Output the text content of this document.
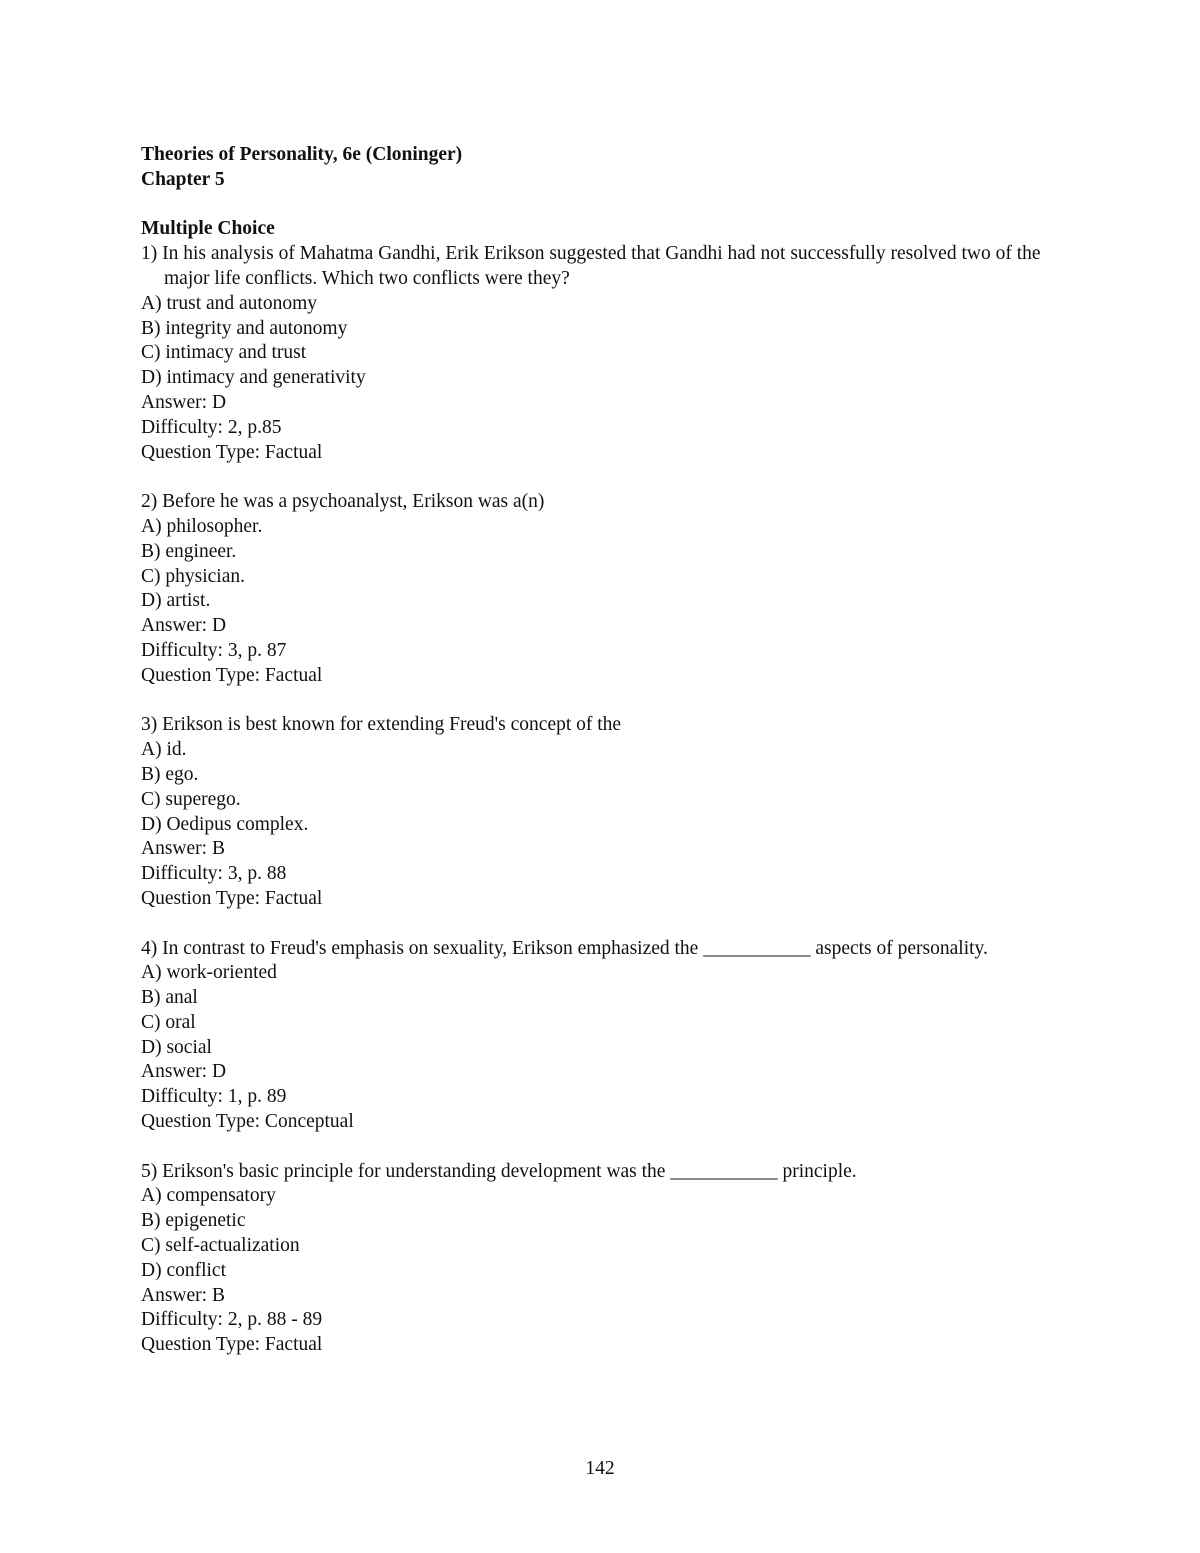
Theories of Personality, 6e (Cloninger)
Chapter 5
Multiple Choice
1) In his analysis of Mahatma Gandhi, Erik Erikson suggested that Gandhi had not successfully resolved two of the major life conflicts. Which two conflicts were they?
A) trust and autonomy
B) integrity and autonomy
C) intimacy and trust
D) intimacy and generativity
Answer: D
Difficulty: 2, p.85
Question Type: Factual
2) Before he was a psychoanalyst, Erikson was a(n)
A) philosopher.
B) engineer.
C) physician.
D) artist.
Answer: D
Difficulty: 3, p. 87
Question Type: Factual
3) Erikson is best known for extending Freud's concept of the
A) id.
B) ego.
C) superego.
D) Oedipus complex.
Answer: B
Difficulty: 3, p. 88
Question Type: Factual
4) In contrast to Freud's emphasis on sexuality, Erikson emphasized the ___________ aspects of personality.
A) work-oriented
B) anal
C) oral
D) social
Answer: D
Difficulty: 1, p. 89
Question Type: Conceptual
5) Erikson's basic principle for understanding development was the ___________ principle.
A) compensatory
B) epigenetic
C) self-actualization
D) conflict
Answer: B
Difficulty: 2, p. 88 - 89
Question Type: Factual
142
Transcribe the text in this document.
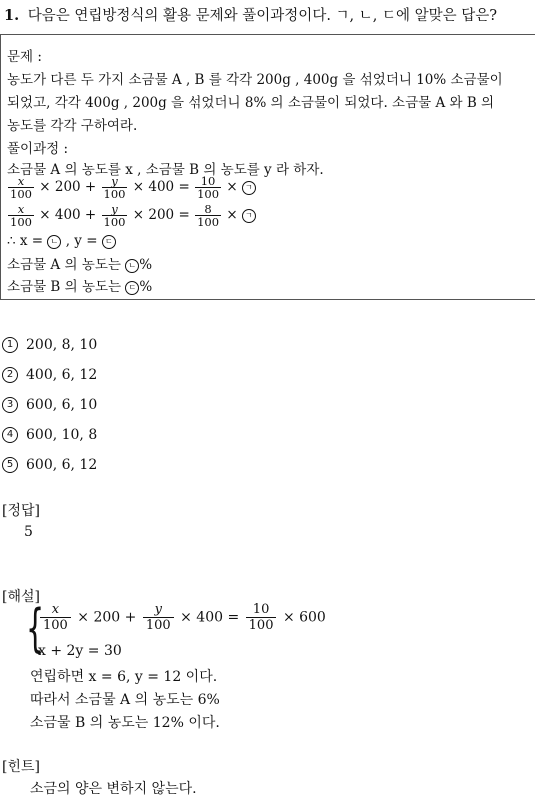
1. 다음은 연립방정식의 활용 문제와 풀이과정이다. ㄱ, ㄴ, ㄷ에 알맞은 답은?
문제 :
농도가 다른 두 가지 소금물 A , B 를 각각 200g , 400g 을 섞었더니 10% 소금물이
되었고, 각각 400g , 200g 을 섞었더니 8% 의 소금물이 되었다. 소금물 A 와 B 의
농도를 각각 구하여라.
풀이과정 :
소금물 A 의 농도를 x , 소금물 B 의 농도를 y 라 하자.
$\frac{x}{100} \times 200 + \frac{y}{100} \times 400 = \frac{10}{100}$ × ㄱ
$\frac{x}{100} \times 400 + \frac{y}{100} \times 200 = \frac{8}{100}$ × ㄱ
∴ x = ㄴ , y = ㄷ
소금물 A 의 농도는 ㄴ %
소금물 B 의 농도는 ㄷ %
1 200, 8, 10
2 400, 6, 12
3 600, 6, 10
4 600, 10, 8
5 600, 6, 12
[정답]
5
[해설]
{
$\frac{x}{100} \times 200 + \frac{y}{100} \times 400 = \frac{10}{100} \times 600$
x + 2y = 30
연립하면 x = 6, y = 12 이다.
따라서 소금물 A 의 농도는 6%
소금물 B 의 농도는 12% 이다.
[힌트]
소금의 양은 변하지 않는다.
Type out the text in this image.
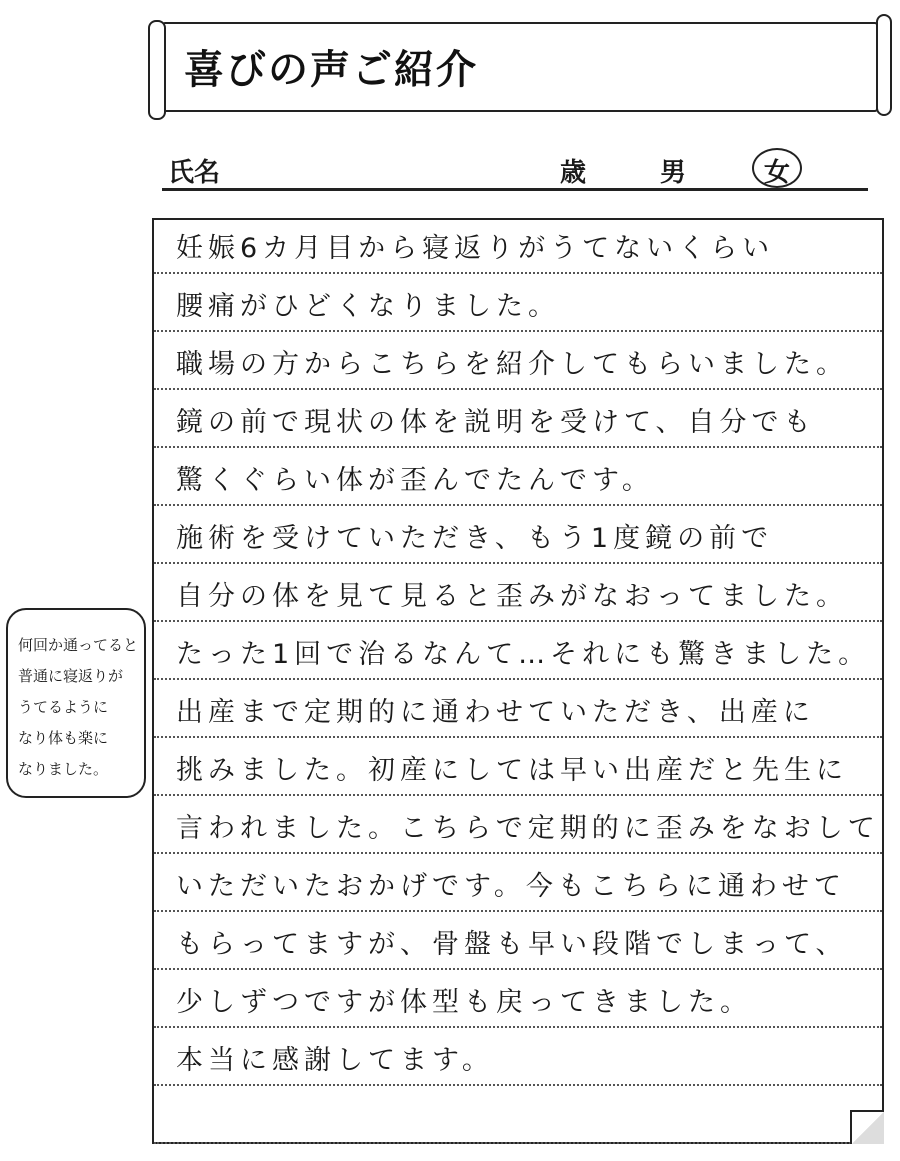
喜びの声ご紹介
氏名	歳	男	女
妊娠6カ月目から寝返りがうてないくらい
腰痛がひどくなりました。
職場の方からこちらを紹介してもらいました。
鏡の前で現状の体を説明を受けて、自分でも
驚くぐらい体が歪んでたんです。
施術を受けていただき、もう1度鏡の前で
自分の体を見て見ると歪みがなおってました。
たった1回で治るなんて…それにも驚きました。
出産まで定期的に通わせていただき、出産に
挑みました。初産にしては早い出産だと先生に
言われました。こちらで定期的に歪みをなおして
いただいたおかげです。今もこちらに通わせて
もらってますが、骨盤も早い段階でしまって、
少しずつですが体型も戻ってきました。
本当に感謝してます。
何回か通ってると
普通に寝返りが
うてるように
なり体も楽に
なりました。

**YOUR TASK**
Exactly the lines from the one with "Transcribe the text in this document." through the end of the listing above are to be repeated, with no pictures.

**EXERCISE RESPONSE**
Transcribe the text in this document.
1. 다음은 연립방정식의 활용 문제와 풀이과정이다. ㄱ, ㄴ, ㄷ에 알맞은 답은?
문제 :
농도가 다른 두 가지 소금물 A , B 를 각각 200g , 400g 을 섞었더니 10% 소금물이
되었고, 각각 400g , 200g 을 섞었더니 8% 의 소금물이 되었다. 소금물 A 와 B 의
농도를 각각 구하여라.
풀이과정 :
소금물 A 의 농도를 x , 소금물 B 의 농도를 y 라 하자.
$\frac{x}{100} \times 200 + \frac{y}{100} \times 400 = \frac{10}{100}$ × ㄱ
$\frac{x}{100} \times 400 + \frac{y}{100} \times 200 = \frac{8}{100}$ × ㄱ
∴ x = ㄴ , y = ㄷ
소금물 A 의 농도는 ㄴ %
소금물 B 의 농도는 ㄷ %
1 200, 8, 10
2 400, 6, 12
3 600, 6, 10
4 600, 10, 8
5 600, 6, 12
[정답]
5
[해설]
{
$\frac{x}{100} \times 200 + \frac{y}{100} \times 400 = \frac{10}{100} \times 600$
x + 2y = 30
연립하면 x = 6, y = 12 이다.
따라서 소금물 A 의 농도는 6%
소금물 B 의 농도는 12% 이다.
[힌트]
소금의 양은 변하지 않는다.
Type out the text in this image.
喜びの声ご紹介
氏名	歳	男	女
妊娠6カ月目から寝返りがうてないくらい
腰痛がひどくなりました。
職場の方からこちらを紹介してもらいました。
鏡の前で現状の体を説明を受けて、自分でも
驚くぐらい体が歪んでたんです。
施術を受けていただき、もう1度鏡の前で
自分の体を見て見ると歪みがなおってました。
たった1回で治るなんて…それにも驚きました。
出産まで定期的に通わせていただき、出産に
挑みました。初産にしては早い出産だと先生に
言われました。こちらで定期的に歪みをなおして
いただいたおかげです。今もこちらに通わせて
もらってますが、骨盤も早い段階でしまって、
少しずつですが体型も戻ってきました。
本当に感謝してます。
何回か通ってると
普通に寝返りが
うてるように
なり体も楽に
なりました。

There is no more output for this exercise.